Challenge
Omit all images, then return the remaining material exactly as it stands.

[START OF Record set]

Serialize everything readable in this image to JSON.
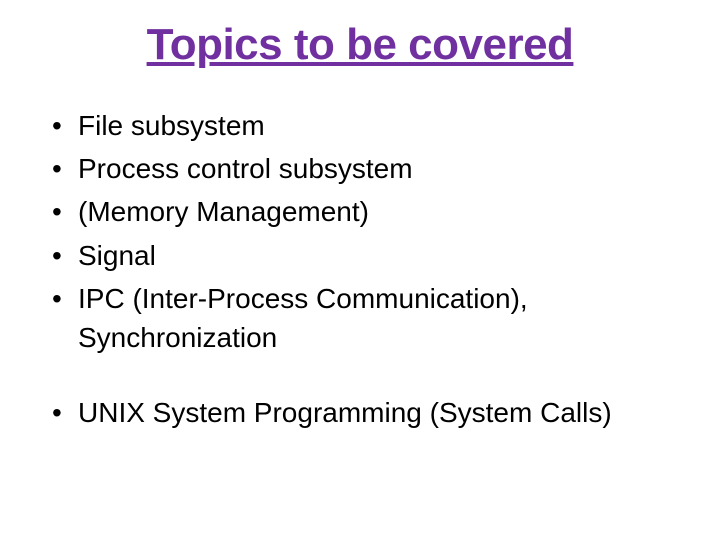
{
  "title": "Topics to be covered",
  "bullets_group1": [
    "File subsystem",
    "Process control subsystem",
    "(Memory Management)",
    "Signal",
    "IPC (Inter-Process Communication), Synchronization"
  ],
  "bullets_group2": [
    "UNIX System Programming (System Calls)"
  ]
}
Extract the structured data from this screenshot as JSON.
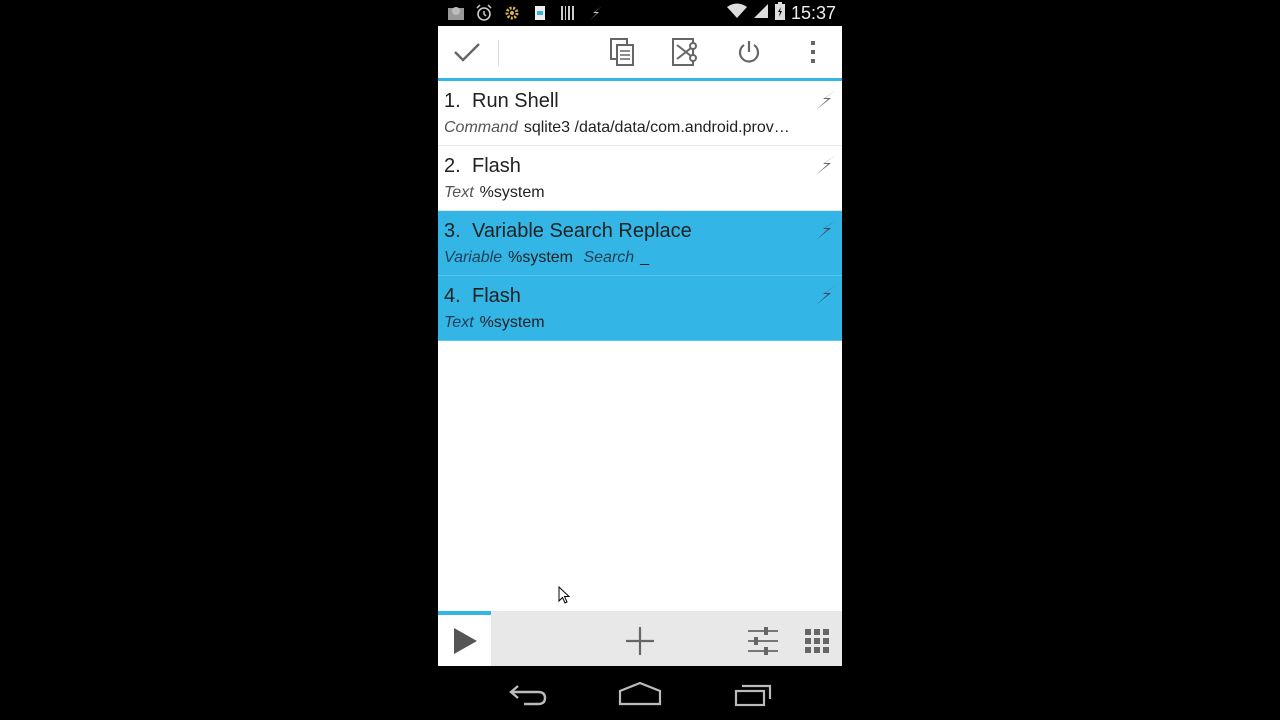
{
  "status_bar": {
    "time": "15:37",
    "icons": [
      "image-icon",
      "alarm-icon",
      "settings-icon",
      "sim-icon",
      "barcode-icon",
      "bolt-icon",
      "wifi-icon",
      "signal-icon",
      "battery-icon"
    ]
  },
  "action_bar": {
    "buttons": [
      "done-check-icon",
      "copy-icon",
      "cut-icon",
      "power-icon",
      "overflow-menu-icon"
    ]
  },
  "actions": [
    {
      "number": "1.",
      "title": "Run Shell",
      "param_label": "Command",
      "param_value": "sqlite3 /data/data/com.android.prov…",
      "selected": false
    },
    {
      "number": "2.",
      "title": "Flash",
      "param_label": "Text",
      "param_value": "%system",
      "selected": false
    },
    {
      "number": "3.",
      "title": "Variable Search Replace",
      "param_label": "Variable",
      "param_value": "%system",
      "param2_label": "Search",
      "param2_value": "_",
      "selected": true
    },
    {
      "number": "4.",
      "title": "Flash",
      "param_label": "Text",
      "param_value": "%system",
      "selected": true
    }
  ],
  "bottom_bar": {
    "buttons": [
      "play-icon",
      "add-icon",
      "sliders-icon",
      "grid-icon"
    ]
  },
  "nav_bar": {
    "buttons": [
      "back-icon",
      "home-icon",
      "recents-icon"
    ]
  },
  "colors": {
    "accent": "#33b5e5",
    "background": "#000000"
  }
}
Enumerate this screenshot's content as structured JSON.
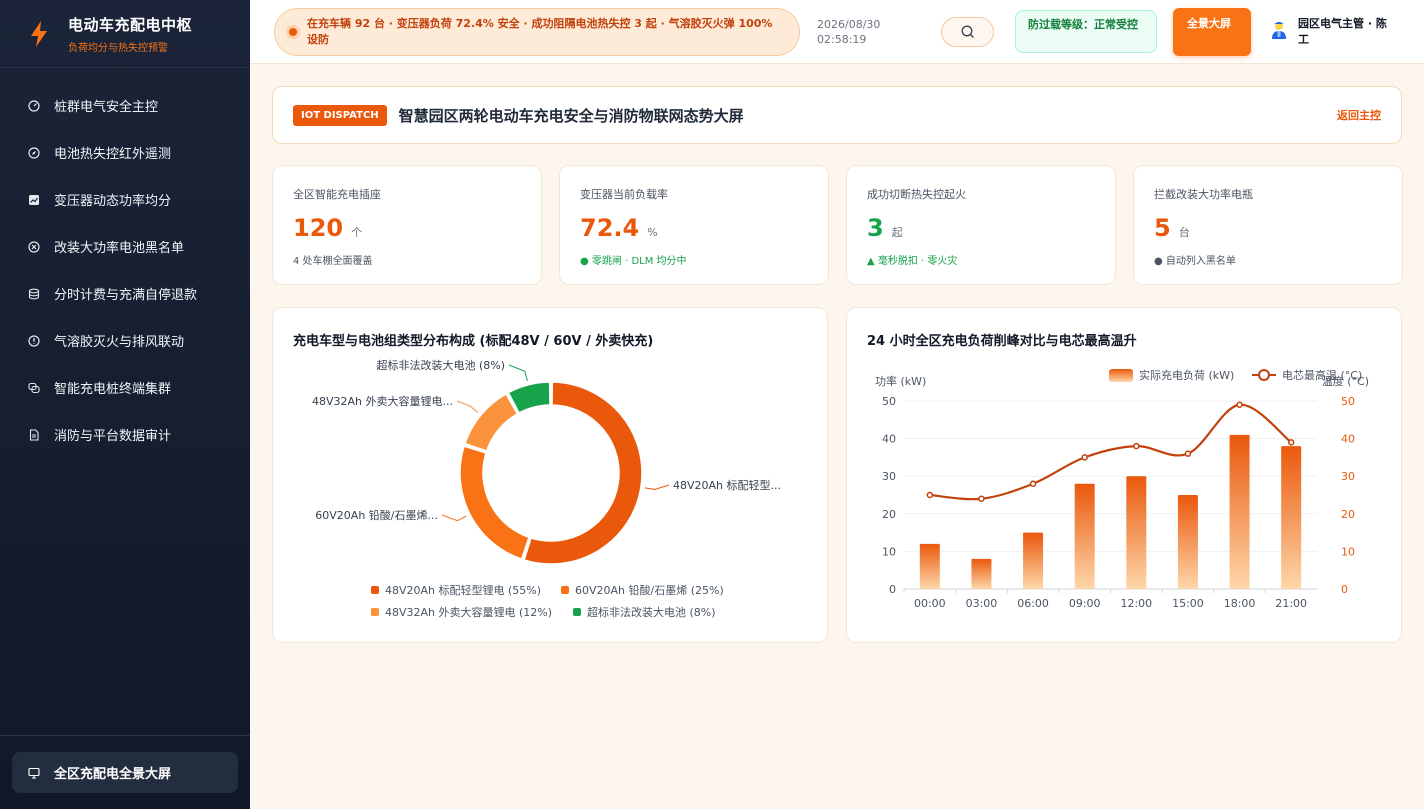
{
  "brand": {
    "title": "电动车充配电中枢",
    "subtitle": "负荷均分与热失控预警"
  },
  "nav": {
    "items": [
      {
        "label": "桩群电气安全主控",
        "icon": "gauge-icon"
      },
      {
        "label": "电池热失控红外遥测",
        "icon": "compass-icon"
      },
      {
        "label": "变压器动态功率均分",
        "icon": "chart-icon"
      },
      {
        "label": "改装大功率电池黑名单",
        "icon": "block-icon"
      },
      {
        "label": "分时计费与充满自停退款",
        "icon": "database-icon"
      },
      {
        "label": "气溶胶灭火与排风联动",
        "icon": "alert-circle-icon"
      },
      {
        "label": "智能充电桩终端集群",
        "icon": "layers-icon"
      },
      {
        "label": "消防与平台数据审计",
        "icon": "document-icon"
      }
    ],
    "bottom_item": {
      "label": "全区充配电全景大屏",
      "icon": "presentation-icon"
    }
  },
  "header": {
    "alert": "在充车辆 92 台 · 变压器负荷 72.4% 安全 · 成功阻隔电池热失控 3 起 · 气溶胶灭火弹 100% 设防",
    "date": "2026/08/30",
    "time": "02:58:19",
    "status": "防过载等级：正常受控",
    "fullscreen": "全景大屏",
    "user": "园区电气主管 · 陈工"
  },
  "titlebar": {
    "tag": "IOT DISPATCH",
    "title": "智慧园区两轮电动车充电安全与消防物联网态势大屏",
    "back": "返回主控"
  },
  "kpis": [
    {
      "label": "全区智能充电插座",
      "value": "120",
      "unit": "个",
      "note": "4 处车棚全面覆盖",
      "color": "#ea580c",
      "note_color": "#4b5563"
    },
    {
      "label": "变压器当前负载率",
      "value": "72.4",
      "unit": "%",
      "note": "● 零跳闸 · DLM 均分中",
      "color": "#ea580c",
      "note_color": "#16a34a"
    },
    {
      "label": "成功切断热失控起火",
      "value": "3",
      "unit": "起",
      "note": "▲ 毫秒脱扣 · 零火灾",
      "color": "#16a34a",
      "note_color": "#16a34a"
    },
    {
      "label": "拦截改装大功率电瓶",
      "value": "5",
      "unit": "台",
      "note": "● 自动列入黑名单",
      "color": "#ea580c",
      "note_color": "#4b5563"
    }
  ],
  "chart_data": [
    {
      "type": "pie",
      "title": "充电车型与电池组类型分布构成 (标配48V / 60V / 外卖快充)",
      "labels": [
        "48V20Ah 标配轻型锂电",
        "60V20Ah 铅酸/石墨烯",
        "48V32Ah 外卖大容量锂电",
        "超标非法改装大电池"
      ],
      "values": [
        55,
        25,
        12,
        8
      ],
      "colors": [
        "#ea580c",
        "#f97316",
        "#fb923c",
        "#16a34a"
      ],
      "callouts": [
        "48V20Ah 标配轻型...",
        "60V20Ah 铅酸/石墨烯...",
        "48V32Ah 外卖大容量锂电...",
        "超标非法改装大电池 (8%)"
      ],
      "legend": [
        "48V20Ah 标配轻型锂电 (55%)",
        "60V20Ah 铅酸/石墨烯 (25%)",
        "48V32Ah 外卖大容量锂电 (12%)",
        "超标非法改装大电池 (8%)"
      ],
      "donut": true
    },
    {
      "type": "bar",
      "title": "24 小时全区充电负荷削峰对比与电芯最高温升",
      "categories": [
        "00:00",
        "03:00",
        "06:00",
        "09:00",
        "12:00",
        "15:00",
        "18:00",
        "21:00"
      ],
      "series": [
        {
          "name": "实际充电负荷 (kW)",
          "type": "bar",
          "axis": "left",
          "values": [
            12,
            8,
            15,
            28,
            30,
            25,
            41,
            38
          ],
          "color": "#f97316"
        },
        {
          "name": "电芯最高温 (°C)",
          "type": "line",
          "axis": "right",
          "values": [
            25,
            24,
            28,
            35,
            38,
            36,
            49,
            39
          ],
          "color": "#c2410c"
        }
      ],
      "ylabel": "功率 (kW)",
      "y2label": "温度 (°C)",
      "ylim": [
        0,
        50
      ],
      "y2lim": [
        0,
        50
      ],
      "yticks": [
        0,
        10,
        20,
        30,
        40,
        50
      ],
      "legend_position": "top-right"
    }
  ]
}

[END OF Record set]

Finished answer
Serialize everything readable in this image to JSON.
{
  "title": "Topics to be covered",
  "bullets_group1": [
    "File subsystem",
    "Process control subsystem",
    "(Memory Management)",
    "Signal",
    "IPC (Inter-Process Communication), Synchronization"
  ],
  "bullets_group2": [
    "UNIX System Programming (System Calls)"
  ]
}
Extract the structured data from this screenshot as JSON.
{
  "status_bar": {
    "time": "15:37",
    "icons": [
      "image-icon",
      "alarm-icon",
      "settings-icon",
      "sim-icon",
      "barcode-icon",
      "bolt-icon",
      "wifi-icon",
      "signal-icon",
      "battery-icon"
    ]
  },
  "action_bar": {
    "buttons": [
      "done-check-icon",
      "copy-icon",
      "cut-icon",
      "power-icon",
      "overflow-menu-icon"
    ]
  },
  "actions": [
    {
      "number": "1.",
      "title": "Run Shell",
      "param_label": "Command",
      "param_value": "sqlite3 /data/data/com.android.prov…",
      "selected": false
    },
    {
      "number": "2.",
      "title": "Flash",
      "param_label": "Text",
      "param_value": "%system",
      "selected": false
    },
    {
      "number": "3.",
      "title": "Variable Search Replace",
      "param_label": "Variable",
      "param_value": "%system",
      "param2_label": "Search",
      "param2_value": "_",
      "selected": true
    },
    {
      "number": "4.",
      "title": "Flash",
      "param_label": "Text",
      "param_value": "%system",
      "selected": true
    }
  ],
  "bottom_bar": {
    "buttons": [
      "play-icon",
      "add-icon",
      "sliders-icon",
      "grid-icon"
    ]
  },
  "nav_bar": {
    "buttons": [
      "back-icon",
      "home-icon",
      "recents-icon"
    ]
  },
  "colors": {
    "accent": "#33b5e5",
    "background": "#000000"
  }
}
Enumerate this screenshot's content as structured JSON.
{
  "brand": {
    "title": "电动车充配电中枢",
    "subtitle": "负荷均分与热失控预警"
  },
  "nav": {
    "items": [
      {
        "label": "桩群电气安全主控",
        "icon": "gauge-icon"
      },
      {
        "label": "电池热失控红外遥测",
        "icon": "compass-icon"
      },
      {
        "label": "变压器动态功率均分",
        "icon": "chart-icon"
      },
      {
        "label": "改装大功率电池黑名单",
        "icon": "block-icon"
      },
      {
        "label": "分时计费与充满自停退款",
        "icon": "database-icon"
      },
      {
        "label": "气溶胶灭火与排风联动",
        "icon": "alert-circle-icon"
      },
      {
        "label": "智能充电桩终端集群",
        "icon": "layers-icon"
      },
      {
        "label": "消防与平台数据审计",
        "icon": "document-icon"
      }
    ],
    "bottom_item": {
      "label": "全区充配电全景大屏",
      "icon": "presentation-icon"
    }
  },
  "header": {
    "alert": "在充车辆 92 台 · 变压器负荷 72.4% 安全 · 成功阻隔电池热失控 3 起 · 气溶胶灭火弹 100% 设防",
    "date": "2026/08/30",
    "time": "02:58:19",
    "status": "防过载等级：正常受控",
    "fullscreen": "全景大屏",
    "user": "园区电气主管 · 陈工"
  },
  "titlebar": {
    "tag": "IOT DISPATCH",
    "title": "智慧园区两轮电动车充电安全与消防物联网态势大屏",
    "back": "返回主控"
  },
  "kpis": [
    {
      "label": "全区智能充电插座",
      "value": "120",
      "unit": "个",
      "note": "4 处车棚全面覆盖",
      "color": "#ea580c",
      "note_color": "#4b5563"
    },
    {
      "label": "变压器当前负载率",
      "value": "72.4",
      "unit": "%",
      "note": "● 零跳闸 · DLM 均分中",
      "color": "#ea580c",
      "note_color": "#16a34a"
    },
    {
      "label": "成功切断热失控起火",
      "value": "3",
      "unit": "起",
      "note": "▲ 毫秒脱扣 · 零火灾",
      "color": "#16a34a",
      "note_color": "#16a34a"
    },
    {
      "label": "拦截改装大功率电瓶",
      "value": "5",
      "unit": "台",
      "note": "● 自动列入黑名单",
      "color": "#ea580c",
      "note_color": "#4b5563"
    }
  ],
  "chart_data": [
    {
      "type": "pie",
      "title": "充电车型与电池组类型分布构成 (标配48V / 60V / 外卖快充)",
      "labels": [
        "48V20Ah 标配轻型锂电",
        "60V20Ah 铅酸/石墨烯",
        "48V32Ah 外卖大容量锂电",
        "超标非法改装大电池"
      ],
      "values": [
        55,
        25,
        12,
        8
      ],
      "colors": [
        "#ea580c",
        "#f97316",
        "#fb923c",
        "#16a34a"
      ],
      "callouts": [
        "48V20Ah 标配轻型...",
        "60V20Ah 铅酸/石墨烯...",
        "48V32Ah 外卖大容量锂电...",
        "超标非法改装大电池 (8%)"
      ],
      "legend": [
        "48V20Ah 标配轻型锂电 (55%)",
        "60V20Ah 铅酸/石墨烯 (25%)",
        "48V32Ah 外卖大容量锂电 (12%)",
        "超标非法改装大电池 (8%)"
      ],
      "donut": true
    },
    {
      "type": "bar",
      "title": "24 小时全区充电负荷削峰对比与电芯最高温升",
      "categories": [
        "00:00",
        "03:00",
        "06:00",
        "09:00",
        "12:00",
        "15:00",
        "18:00",
        "21:00"
      ],
      "series": [
        {
          "name": "实际充电负荷 (kW)",
          "type": "bar",
          "axis": "left",
          "values": [
            12,
            8,
            15,
            28,
            30,
            25,
            41,
            38
          ],
          "color": "#f97316"
        },
        {
          "name": "电芯最高温 (°C)",
          "type": "line",
          "axis": "right",
          "values": [
            25,
            24,
            28,
            35,
            38,
            36,
            49,
            39
          ],
          "color": "#c2410c"
        }
      ],
      "ylabel": "功率 (kW)",
      "y2label": "温度 (°C)",
      "ylim": [
        0,
        50
      ],
      "y2lim": [
        0,
        50
      ],
      "yticks": [
        0,
        10,
        20,
        30,
        40,
        50
      ],
      "legend_position": "top-right"
    }
  ]
}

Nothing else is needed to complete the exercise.